= PROBLEM TO SOLVE =
Select, from the material below, each line with "абзацами" in it.

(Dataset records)
◇ ◇ ◇ ◇ ◇ ◇ ◇
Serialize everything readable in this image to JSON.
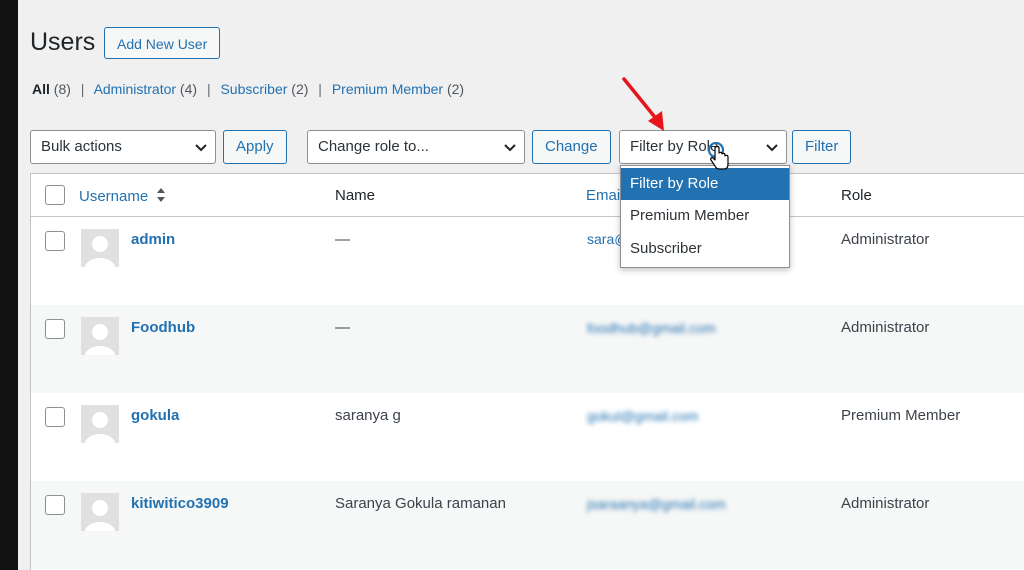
{
  "header": {
    "title": "Users",
    "add_new_label": "Add New User"
  },
  "filters": {
    "all": {
      "label": "All",
      "count": "(8)"
    },
    "administrator": {
      "label": "Administrator",
      "count": "(4)"
    },
    "subscriber": {
      "label": "Subscriber",
      "count": "(2)"
    },
    "premium": {
      "label": "Premium Member",
      "count": "(2)"
    },
    "separator": "|"
  },
  "toolbar": {
    "bulk_actions": "Bulk actions",
    "apply_label": "Apply",
    "change_role": "Change role to...",
    "change_label": "Change",
    "filter_by_role": "Filter by Role",
    "filter_label": "Filter"
  },
  "role_dropdown": {
    "options": [
      "Filter by Role",
      "Premium Member",
      "Subscriber"
    ],
    "selected_index": 0
  },
  "table": {
    "columns": {
      "username": "Username",
      "name": "Name",
      "email": "Email",
      "role": "Role"
    },
    "rows": [
      {
        "username": "admin",
        "name": "—",
        "email": "sara@",
        "role": "Administrator"
      },
      {
        "username": "Foodhub",
        "name": "—",
        "email": "foodhub@gmail.com",
        "role": "Administrator"
      },
      {
        "username": "gokula",
        "name": "saranya g",
        "email": "gokul@gmail.com",
        "role": "Premium Member"
      },
      {
        "username": "kitiwitico3909",
        "name": "Saranya Gokula ramanan",
        "email": "jsaraanya@gmail.com",
        "role": "Administrator"
      }
    ]
  },
  "colors": {
    "accent": "#2271b1",
    "annotation_arrow": "#e8141b"
  }
}
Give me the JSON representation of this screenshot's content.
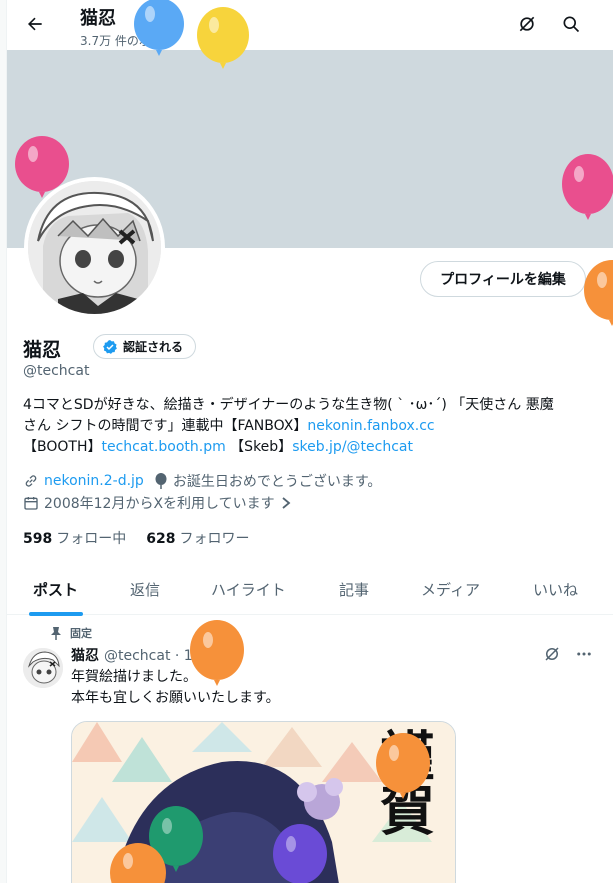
{
  "header": {
    "title": "猫忍",
    "post_count": "3.7万 件のポスト"
  },
  "profile": {
    "edit_button": "プロフィールを編集",
    "name": "猫忍",
    "verify_label": "認証される",
    "handle": "@techcat",
    "bio_line1": "4コマとSDが好きな、絵描き・デザイナーのような生き物( ` ･ω･´) 「天使さん 悪魔",
    "bio_line2_text": "さん シフトの時間です」連載中【FANBOX】",
    "bio_link_fanbox": "nekonin.fanbox.cc",
    "bio_booth_label": "【BOOTH】",
    "bio_link_booth": "techcat.booth.pm",
    "bio_skeb_label": " 【Skeb】",
    "bio_link_skeb": "skeb.jp/@techcat",
    "website": "nekonin.2-d.jp",
    "birthday": "お誕生日おめでとうございます。",
    "joined": "2008年12月からXを利用しています",
    "following_count": "598",
    "following_label": "フォロー中",
    "followers_count": "628",
    "followers_label": "フォロワー"
  },
  "tabs": [
    "ポスト",
    "返信",
    "ハイライト",
    "記事",
    "メディア",
    "いいね"
  ],
  "post": {
    "pinned_label": "固定",
    "author": "猫忍",
    "meta": "@techcat · 1月7日",
    "line1": "年賀絵描けました。",
    "line2": "本年も宜しくお願いいたします。",
    "image_text": "謹賀"
  },
  "colors": {
    "accent": "#1d9bf0",
    "banner": "#cfd9de",
    "balloon_blue": "#5aa9f5",
    "balloon_yellow": "#f7d43c",
    "balloon_pink": "#e94f8e",
    "balloon_orange": "#f6913a",
    "balloon_green": "#1f9a6e",
    "balloon_purple": "#6a4bd6"
  }
}
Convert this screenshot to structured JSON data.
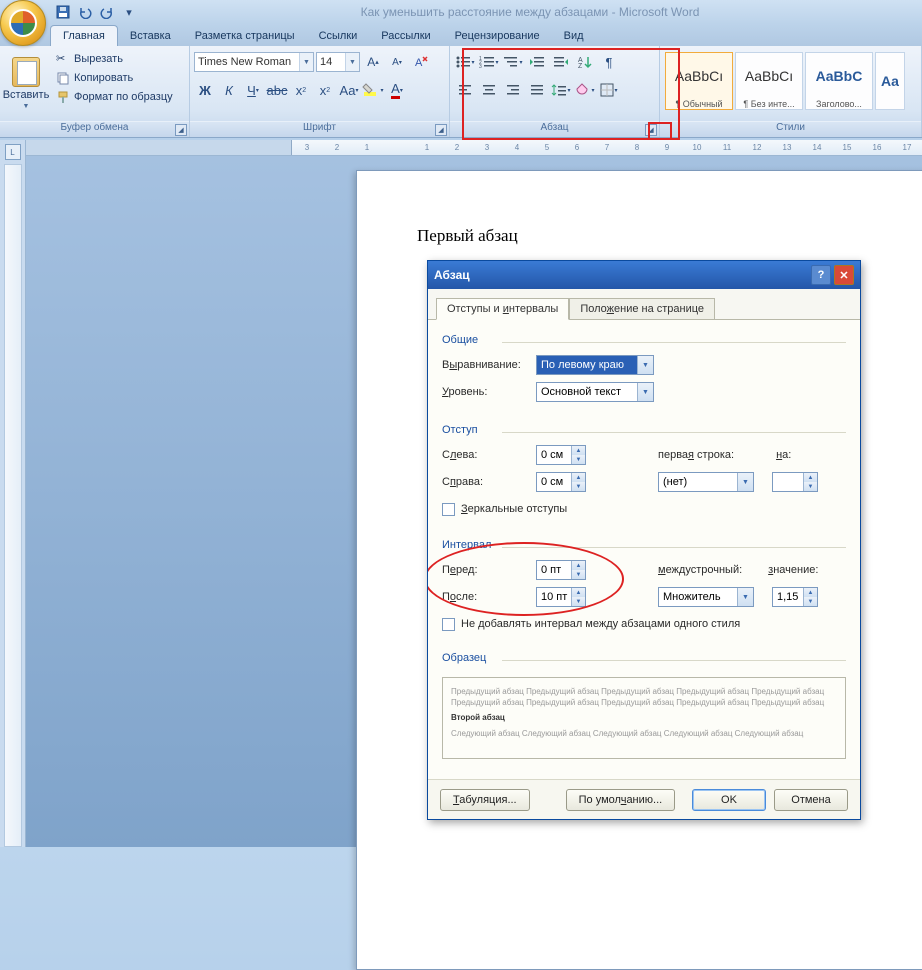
{
  "title": "Как уменьшить расстояние между абзацами - Microsoft Word",
  "tabs": {
    "home": "Главная",
    "insert": "Вставка",
    "layout": "Разметка страницы",
    "refs": "Ссылки",
    "mail": "Рассылки",
    "review": "Рецензирование",
    "view": "Вид"
  },
  "clipboard": {
    "paste": "Вставить",
    "cut": "Вырезать",
    "copy": "Копировать",
    "format": "Формат по образцу",
    "group": "Буфер обмена"
  },
  "font": {
    "name": "Times New Roman",
    "size": "14",
    "group": "Шрифт"
  },
  "paragraph": {
    "group": "Абзац"
  },
  "styles": {
    "group": "Стили",
    "s1": "¶ Обычный",
    "s2": "¶ Без инте...",
    "s3": "Заголово...",
    "p": "AaBbCı",
    "p2": "AaBbCı",
    "p3": "AaBbC",
    "p4": "Aa"
  },
  "doc": {
    "line1": "Первый абзац"
  },
  "dialog": {
    "title": "Абзац",
    "tab1": "Отступы и интервалы",
    "tab2": "Положение на странице",
    "general": "Общие",
    "align_label": "Выравнивание:",
    "align_value": "По левому краю",
    "level_label": "Уровень:",
    "level_value": "Основной текст",
    "indent": "Отступ",
    "left": "Слева:",
    "right": "Справа:",
    "zero_cm": "0 см",
    "first_line": "первая строка:",
    "first_value": "(нет)",
    "on": "на:",
    "mirror": "Зеркальные отступы",
    "spacing": "Интервал",
    "before": "Перед:",
    "after": "После:",
    "zero_pt": "0 пт",
    "ten_pt": "10 пт",
    "line_spacing": "междустрочный:",
    "value": "значение:",
    "multiplier": "Множитель",
    "mult_val": "1,15",
    "no_space": "Не добавлять интервал между абзацами одного стиля",
    "sample": "Образец",
    "prev_text": "Предыдущий абзац Предыдущий абзац Предыдущий абзац Предыдущий абзац Предыдущий абзац Предыдущий абзац Предыдущий абзац Предыдущий абзац Предыдущий абзац Предыдущий абзац",
    "sample_text": "Второй абзац",
    "next_text": "Следующий абзац Следующий абзац Следующий абзац Следующий абзац Следующий абзац",
    "tabs_btn": "Табуляция...",
    "default_btn": "По умолчанию...",
    "ok": "OK",
    "cancel": "Отмена"
  },
  "ruler": [
    "3",
    "2",
    "1",
    "",
    "1",
    "2",
    "3",
    "4",
    "5",
    "6",
    "7",
    "8",
    "9",
    "10",
    "11",
    "12",
    "13",
    "14",
    "15",
    "16",
    "17"
  ]
}
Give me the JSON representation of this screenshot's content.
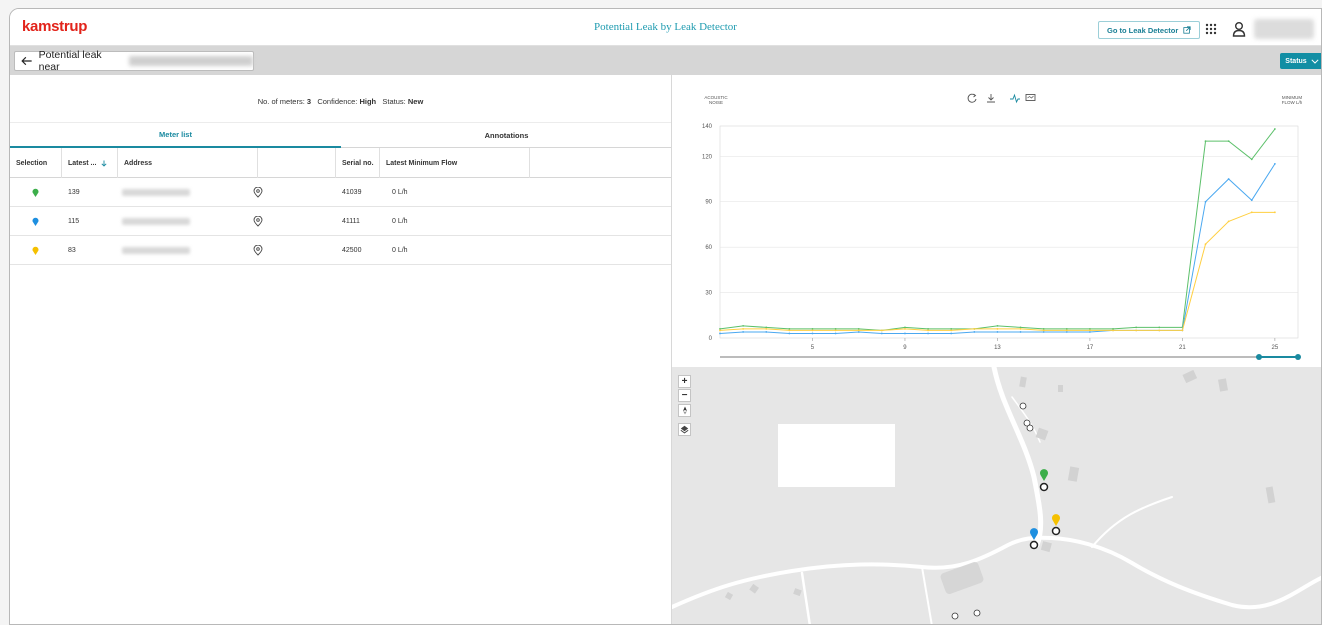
◇ ◇ ◇ ◇ ◇ ◇ ◇
= WRITTEN ANSWER =
  "title": "Как уменьшить расстояние между абзацами - Microsoft Word",
    "no_space": "Не добавлять интервал между абзацами одного стиля",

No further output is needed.